**To be done:** Check every line for the word "people" and state how many lines have it. Reply with the number alone.

**Listed records:**
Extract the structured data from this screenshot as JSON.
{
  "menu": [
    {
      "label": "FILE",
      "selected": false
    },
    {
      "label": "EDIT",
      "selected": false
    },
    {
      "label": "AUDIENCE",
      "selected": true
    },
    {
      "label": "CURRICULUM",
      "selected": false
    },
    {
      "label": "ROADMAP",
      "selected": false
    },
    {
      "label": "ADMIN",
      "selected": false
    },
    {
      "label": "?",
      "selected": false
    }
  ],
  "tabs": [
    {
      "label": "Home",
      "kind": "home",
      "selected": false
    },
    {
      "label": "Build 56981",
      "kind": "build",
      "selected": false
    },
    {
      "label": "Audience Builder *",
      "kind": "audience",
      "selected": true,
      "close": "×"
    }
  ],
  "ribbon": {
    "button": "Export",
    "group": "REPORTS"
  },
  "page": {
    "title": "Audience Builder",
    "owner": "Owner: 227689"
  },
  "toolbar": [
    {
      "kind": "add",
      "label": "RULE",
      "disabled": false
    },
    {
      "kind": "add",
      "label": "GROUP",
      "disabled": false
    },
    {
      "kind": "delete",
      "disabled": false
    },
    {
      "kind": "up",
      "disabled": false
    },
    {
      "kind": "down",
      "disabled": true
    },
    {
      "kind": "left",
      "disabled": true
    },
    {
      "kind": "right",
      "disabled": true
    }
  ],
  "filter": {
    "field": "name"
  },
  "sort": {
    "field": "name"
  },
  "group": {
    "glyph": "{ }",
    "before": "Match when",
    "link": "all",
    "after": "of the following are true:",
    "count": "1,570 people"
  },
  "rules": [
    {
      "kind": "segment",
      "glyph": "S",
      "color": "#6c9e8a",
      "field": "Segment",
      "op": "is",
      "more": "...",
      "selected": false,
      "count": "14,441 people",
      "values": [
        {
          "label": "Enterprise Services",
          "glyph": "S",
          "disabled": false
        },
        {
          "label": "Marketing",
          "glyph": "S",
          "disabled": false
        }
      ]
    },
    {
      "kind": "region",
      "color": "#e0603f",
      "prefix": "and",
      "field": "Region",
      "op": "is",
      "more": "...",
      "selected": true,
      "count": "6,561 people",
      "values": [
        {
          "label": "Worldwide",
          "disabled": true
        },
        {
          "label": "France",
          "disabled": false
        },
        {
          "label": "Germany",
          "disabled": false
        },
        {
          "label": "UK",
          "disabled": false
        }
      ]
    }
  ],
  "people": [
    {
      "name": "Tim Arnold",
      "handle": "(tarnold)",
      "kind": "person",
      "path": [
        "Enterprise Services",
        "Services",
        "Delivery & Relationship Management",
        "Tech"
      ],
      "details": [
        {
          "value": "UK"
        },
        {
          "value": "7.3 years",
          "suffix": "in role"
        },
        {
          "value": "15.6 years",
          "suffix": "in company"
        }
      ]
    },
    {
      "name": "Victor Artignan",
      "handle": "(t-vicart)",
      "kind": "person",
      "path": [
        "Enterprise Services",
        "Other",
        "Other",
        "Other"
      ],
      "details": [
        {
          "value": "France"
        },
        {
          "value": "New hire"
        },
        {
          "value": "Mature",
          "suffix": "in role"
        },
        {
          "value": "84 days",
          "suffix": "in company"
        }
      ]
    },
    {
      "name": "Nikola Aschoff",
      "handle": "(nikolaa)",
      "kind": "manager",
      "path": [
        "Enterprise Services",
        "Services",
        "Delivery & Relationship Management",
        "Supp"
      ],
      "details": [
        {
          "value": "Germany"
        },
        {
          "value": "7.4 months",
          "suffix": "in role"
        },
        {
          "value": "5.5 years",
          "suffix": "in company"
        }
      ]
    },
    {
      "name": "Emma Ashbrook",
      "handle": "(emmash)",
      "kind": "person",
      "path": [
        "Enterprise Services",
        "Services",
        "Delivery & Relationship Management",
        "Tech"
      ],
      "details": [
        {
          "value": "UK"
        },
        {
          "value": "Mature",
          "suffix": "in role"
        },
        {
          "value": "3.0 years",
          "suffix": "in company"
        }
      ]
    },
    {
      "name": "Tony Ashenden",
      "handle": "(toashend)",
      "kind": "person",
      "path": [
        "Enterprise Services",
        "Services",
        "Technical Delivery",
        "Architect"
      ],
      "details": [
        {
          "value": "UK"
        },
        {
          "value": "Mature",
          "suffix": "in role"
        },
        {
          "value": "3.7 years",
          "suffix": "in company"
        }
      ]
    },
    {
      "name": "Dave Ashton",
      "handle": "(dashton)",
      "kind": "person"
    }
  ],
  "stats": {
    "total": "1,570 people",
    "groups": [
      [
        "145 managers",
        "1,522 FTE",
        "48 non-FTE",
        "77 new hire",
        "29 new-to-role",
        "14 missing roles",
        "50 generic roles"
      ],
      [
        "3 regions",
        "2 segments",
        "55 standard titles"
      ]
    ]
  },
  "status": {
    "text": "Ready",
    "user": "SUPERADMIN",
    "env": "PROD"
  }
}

**Exercise solution:** 5